Data records -
────────────────

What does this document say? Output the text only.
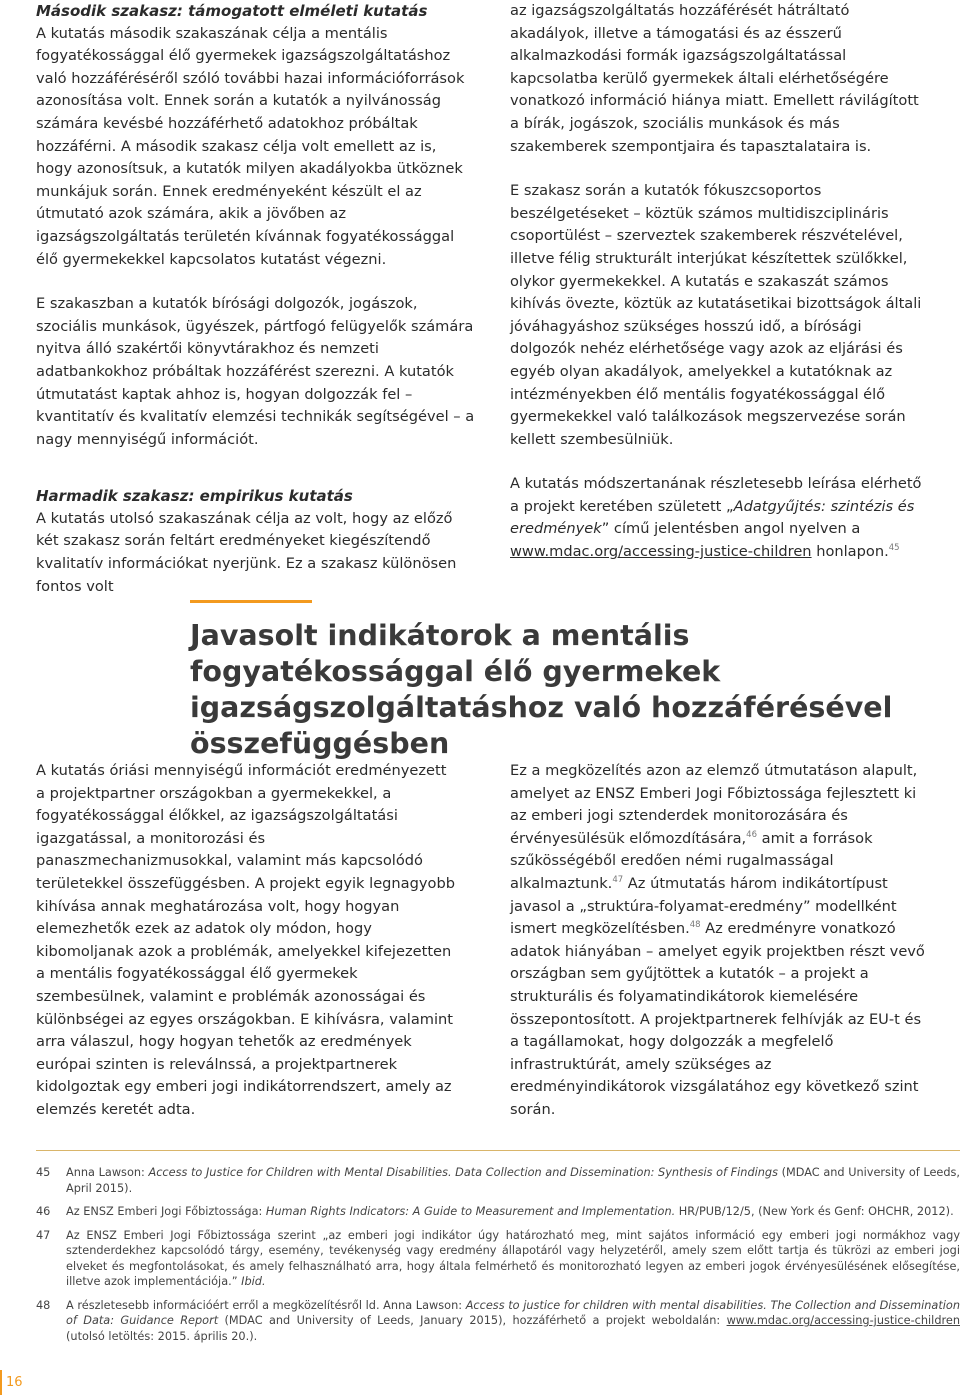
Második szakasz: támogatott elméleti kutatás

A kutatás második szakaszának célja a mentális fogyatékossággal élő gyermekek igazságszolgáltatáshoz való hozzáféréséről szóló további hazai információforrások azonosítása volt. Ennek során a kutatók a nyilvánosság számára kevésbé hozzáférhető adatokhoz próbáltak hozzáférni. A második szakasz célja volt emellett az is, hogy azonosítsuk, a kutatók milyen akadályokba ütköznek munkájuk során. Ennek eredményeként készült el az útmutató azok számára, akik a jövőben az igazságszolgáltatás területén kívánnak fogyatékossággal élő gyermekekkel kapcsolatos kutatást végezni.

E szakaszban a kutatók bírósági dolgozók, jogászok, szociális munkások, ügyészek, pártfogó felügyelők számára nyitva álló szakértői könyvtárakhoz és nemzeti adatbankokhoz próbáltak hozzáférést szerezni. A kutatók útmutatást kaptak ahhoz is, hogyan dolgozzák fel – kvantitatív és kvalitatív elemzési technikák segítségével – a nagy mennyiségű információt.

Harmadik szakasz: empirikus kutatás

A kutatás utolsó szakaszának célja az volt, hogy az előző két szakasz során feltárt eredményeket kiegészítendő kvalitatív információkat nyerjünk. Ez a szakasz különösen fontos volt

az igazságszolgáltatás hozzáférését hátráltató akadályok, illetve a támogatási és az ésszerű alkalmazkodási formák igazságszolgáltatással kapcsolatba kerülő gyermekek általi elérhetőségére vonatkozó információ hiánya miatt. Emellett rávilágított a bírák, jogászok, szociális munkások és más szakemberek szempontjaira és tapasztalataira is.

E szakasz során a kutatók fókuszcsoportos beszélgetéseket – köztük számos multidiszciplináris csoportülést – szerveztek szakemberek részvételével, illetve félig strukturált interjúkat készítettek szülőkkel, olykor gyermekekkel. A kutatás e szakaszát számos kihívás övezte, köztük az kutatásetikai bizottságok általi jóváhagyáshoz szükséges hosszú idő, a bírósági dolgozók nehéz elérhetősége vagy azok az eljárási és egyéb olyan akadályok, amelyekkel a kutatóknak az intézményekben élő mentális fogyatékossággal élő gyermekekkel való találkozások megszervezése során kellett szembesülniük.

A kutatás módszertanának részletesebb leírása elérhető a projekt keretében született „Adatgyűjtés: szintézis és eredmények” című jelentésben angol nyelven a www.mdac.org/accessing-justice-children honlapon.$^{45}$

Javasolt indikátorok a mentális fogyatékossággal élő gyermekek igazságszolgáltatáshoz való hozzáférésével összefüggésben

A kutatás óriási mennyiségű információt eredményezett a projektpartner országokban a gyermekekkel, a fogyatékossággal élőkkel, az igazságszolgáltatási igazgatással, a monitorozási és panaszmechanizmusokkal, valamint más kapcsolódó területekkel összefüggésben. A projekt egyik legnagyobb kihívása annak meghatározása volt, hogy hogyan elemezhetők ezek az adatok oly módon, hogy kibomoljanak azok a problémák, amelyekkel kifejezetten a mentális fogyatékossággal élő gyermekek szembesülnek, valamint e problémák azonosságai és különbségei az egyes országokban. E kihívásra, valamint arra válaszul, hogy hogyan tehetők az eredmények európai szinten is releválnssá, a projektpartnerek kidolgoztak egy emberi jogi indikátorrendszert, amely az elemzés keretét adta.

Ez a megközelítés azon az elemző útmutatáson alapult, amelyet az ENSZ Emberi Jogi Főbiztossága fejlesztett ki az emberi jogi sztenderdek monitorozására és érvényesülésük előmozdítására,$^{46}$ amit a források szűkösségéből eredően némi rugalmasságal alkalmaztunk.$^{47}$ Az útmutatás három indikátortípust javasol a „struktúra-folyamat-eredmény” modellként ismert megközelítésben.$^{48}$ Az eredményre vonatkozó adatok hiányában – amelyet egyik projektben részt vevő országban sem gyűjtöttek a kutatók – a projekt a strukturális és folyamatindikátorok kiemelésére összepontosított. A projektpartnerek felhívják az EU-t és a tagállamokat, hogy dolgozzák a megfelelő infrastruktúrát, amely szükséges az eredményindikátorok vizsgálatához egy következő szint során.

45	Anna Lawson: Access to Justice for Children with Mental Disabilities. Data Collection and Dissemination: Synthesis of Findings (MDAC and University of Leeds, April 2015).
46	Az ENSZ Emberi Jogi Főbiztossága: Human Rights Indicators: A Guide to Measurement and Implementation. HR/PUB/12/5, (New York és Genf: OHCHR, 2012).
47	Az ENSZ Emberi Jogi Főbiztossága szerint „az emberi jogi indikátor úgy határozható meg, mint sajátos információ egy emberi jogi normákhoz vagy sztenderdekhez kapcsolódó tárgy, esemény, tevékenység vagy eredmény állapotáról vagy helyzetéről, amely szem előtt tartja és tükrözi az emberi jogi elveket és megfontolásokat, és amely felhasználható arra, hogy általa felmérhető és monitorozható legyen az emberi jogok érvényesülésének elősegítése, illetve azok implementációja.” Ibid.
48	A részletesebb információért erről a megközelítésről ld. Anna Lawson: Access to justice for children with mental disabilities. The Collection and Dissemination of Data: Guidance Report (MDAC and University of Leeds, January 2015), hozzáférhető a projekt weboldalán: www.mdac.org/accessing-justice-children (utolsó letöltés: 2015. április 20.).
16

────────────────

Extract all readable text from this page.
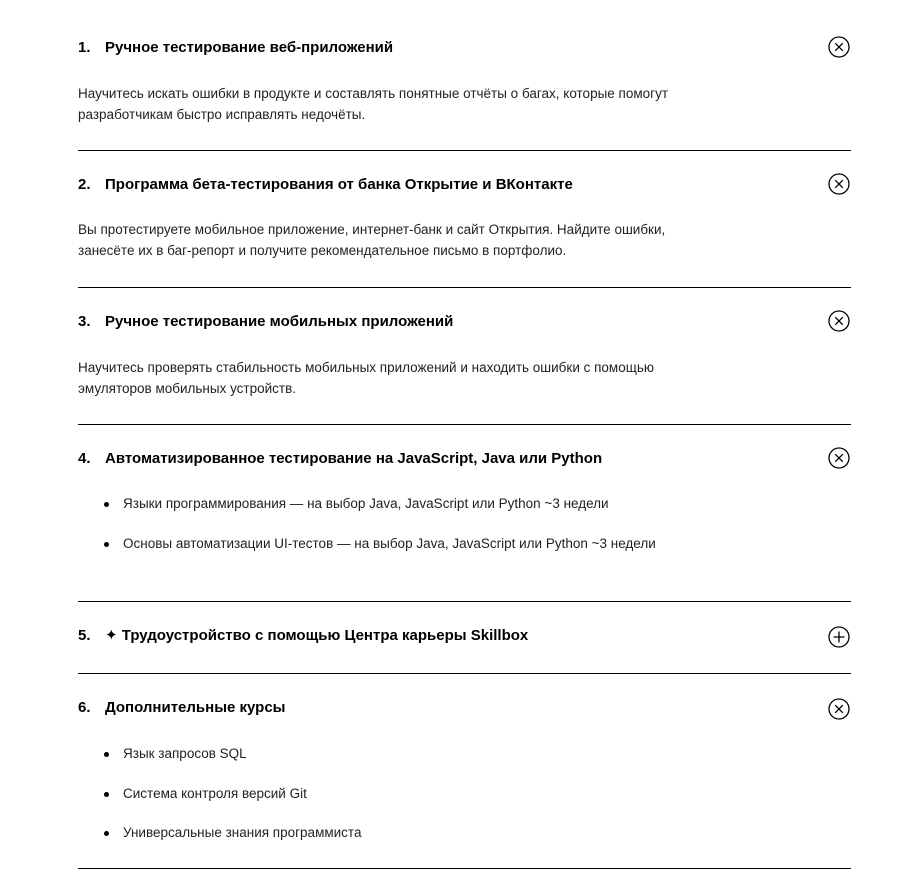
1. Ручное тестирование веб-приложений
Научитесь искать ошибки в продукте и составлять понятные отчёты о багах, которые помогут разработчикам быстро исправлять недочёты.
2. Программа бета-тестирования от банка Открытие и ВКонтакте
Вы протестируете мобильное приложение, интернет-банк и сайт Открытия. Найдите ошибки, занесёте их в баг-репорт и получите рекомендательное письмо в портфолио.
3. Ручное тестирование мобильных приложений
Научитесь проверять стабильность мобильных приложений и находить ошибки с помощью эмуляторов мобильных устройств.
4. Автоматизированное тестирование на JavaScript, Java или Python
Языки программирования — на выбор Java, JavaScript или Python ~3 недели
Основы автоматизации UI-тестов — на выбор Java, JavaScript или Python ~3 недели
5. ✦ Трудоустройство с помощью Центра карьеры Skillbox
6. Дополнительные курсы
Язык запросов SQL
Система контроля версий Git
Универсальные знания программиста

────────────────

Set exercise - For the listing above, give the number of lines in which the string "приложений" occurs, and nothing else.

Response to the exercise - 3